• **EXERCISE DESCRIPTION**:
Give only the number of lines where "AFTERNOON" occurs.

• **TASK INPUT**:

==*==

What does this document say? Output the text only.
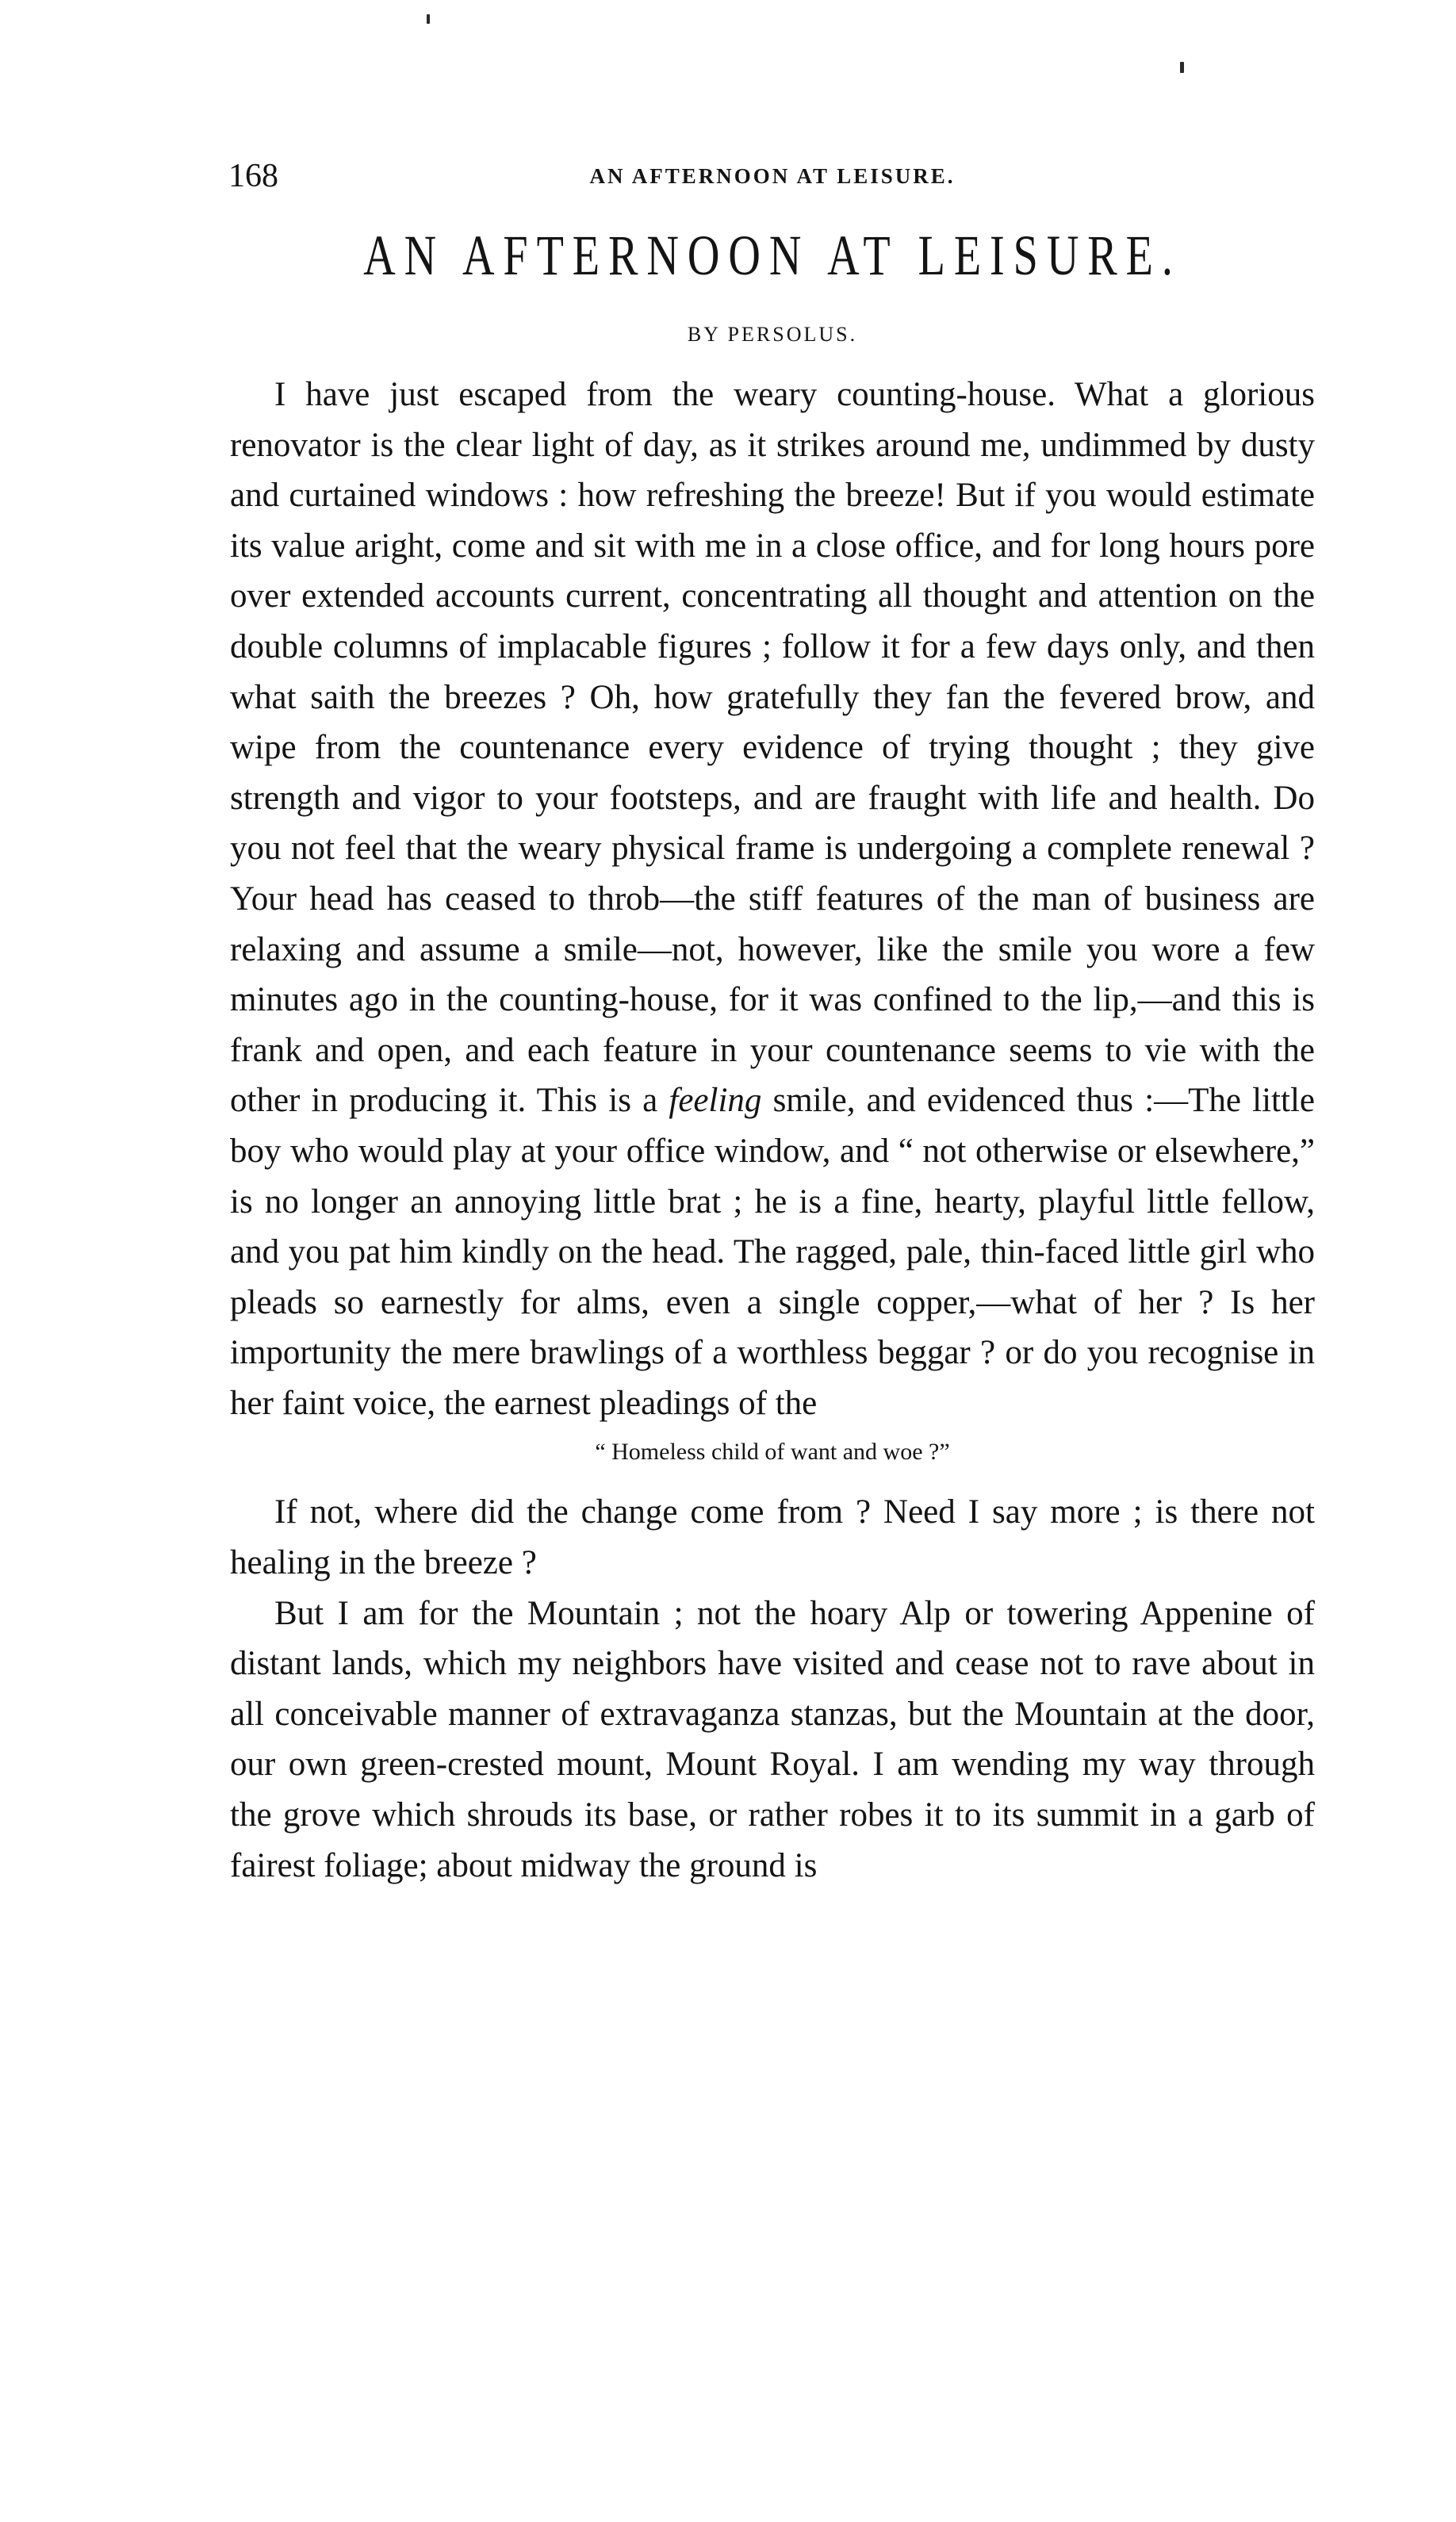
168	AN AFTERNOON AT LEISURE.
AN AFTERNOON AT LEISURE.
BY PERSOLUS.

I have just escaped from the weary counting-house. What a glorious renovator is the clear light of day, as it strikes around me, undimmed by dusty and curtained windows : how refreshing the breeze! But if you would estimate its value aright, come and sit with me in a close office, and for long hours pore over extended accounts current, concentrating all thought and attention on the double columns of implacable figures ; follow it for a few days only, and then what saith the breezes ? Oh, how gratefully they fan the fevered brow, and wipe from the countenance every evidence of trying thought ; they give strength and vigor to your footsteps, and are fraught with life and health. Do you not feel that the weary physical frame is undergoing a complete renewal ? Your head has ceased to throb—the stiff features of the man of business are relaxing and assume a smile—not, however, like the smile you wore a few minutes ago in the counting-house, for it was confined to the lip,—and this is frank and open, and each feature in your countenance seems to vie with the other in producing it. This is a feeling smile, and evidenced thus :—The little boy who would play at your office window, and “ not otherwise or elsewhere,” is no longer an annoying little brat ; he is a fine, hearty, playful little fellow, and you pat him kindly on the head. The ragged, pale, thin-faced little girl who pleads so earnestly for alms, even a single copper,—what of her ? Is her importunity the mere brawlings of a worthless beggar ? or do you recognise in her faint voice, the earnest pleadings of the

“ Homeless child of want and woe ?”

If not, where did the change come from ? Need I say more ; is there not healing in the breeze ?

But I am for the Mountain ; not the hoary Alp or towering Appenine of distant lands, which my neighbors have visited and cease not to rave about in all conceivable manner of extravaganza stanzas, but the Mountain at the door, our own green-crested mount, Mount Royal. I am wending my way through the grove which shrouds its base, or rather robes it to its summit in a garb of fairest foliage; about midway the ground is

==*==

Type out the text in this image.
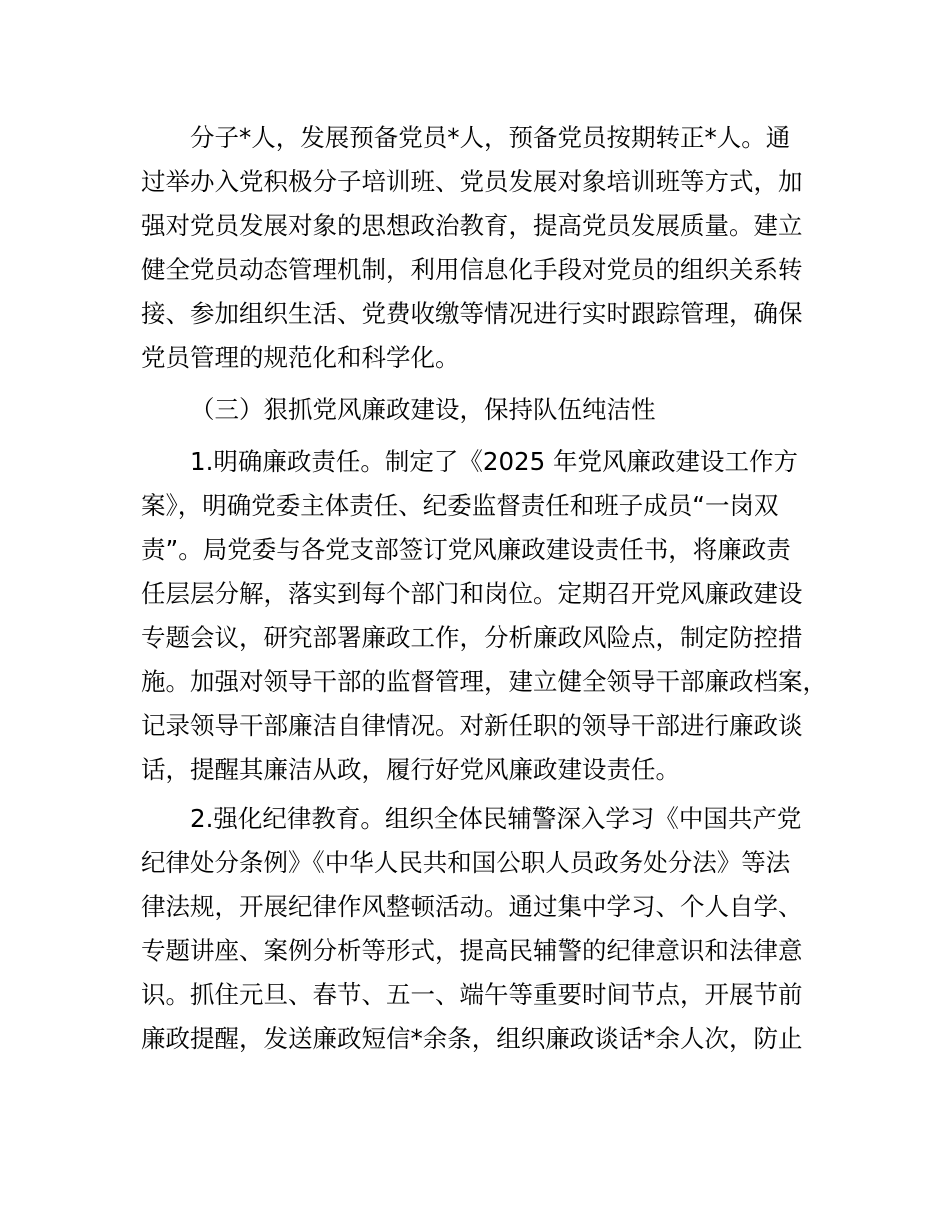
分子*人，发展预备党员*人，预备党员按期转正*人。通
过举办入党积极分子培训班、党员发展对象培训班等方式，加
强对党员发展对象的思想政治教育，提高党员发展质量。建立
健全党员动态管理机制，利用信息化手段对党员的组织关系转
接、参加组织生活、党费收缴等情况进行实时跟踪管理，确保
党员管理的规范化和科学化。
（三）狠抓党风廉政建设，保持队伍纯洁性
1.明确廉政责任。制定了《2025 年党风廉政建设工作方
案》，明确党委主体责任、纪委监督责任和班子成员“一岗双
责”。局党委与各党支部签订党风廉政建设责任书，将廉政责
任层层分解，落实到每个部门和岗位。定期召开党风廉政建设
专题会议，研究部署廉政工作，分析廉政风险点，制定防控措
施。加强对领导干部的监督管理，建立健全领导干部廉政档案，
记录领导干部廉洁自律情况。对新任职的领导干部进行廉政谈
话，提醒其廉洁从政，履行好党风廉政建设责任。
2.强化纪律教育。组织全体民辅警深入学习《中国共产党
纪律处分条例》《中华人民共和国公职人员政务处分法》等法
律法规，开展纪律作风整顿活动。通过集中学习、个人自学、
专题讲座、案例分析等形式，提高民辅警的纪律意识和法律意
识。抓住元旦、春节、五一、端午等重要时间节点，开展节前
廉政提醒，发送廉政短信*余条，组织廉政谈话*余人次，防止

==*==

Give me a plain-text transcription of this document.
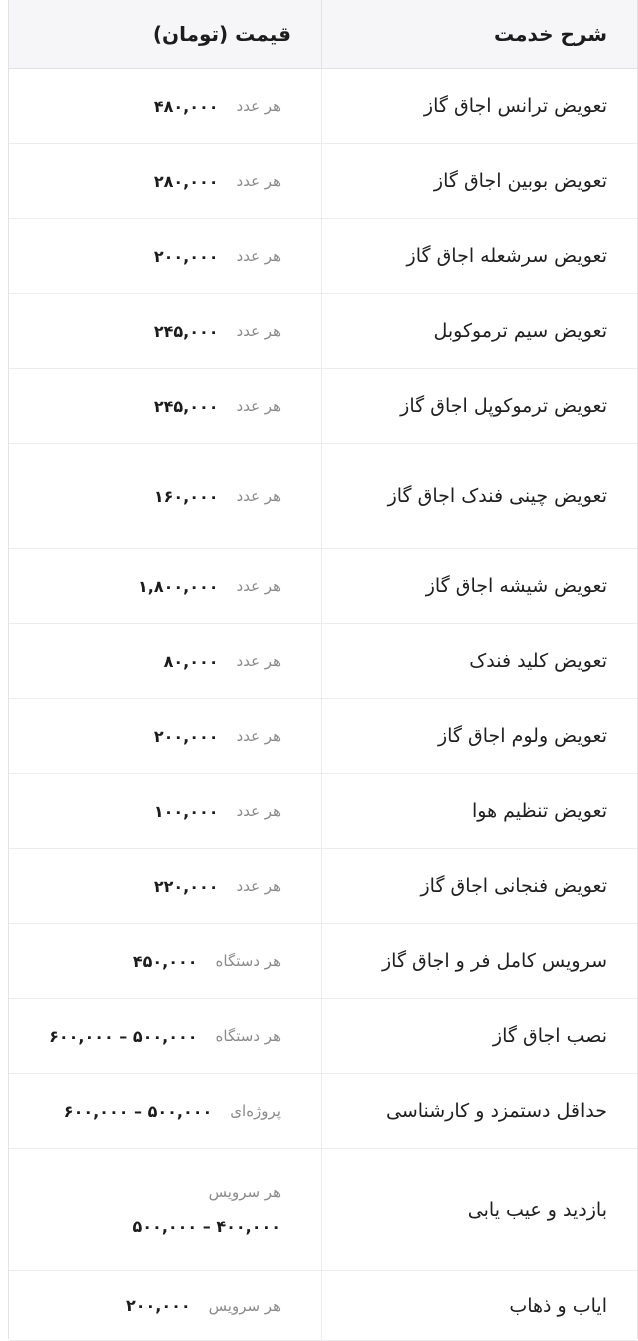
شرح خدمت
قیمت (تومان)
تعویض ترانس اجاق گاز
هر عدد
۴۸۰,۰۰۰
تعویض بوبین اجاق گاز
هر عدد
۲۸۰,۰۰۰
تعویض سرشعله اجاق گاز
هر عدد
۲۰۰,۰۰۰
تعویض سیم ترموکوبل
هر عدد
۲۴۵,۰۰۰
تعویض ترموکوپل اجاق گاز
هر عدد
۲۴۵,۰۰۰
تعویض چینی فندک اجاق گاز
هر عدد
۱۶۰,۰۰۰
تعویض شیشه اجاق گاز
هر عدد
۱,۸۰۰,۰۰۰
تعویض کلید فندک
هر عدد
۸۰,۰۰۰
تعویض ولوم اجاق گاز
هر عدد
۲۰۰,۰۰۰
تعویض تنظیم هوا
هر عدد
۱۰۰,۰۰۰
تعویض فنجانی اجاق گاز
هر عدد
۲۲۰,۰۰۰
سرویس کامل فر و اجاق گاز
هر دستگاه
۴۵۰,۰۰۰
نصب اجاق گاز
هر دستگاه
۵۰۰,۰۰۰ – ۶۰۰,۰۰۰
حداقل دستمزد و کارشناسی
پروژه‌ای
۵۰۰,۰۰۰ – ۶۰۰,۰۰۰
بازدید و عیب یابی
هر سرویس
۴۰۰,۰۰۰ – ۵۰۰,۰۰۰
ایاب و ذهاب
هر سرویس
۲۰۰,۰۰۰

==*==

• **THE REPLY**:
2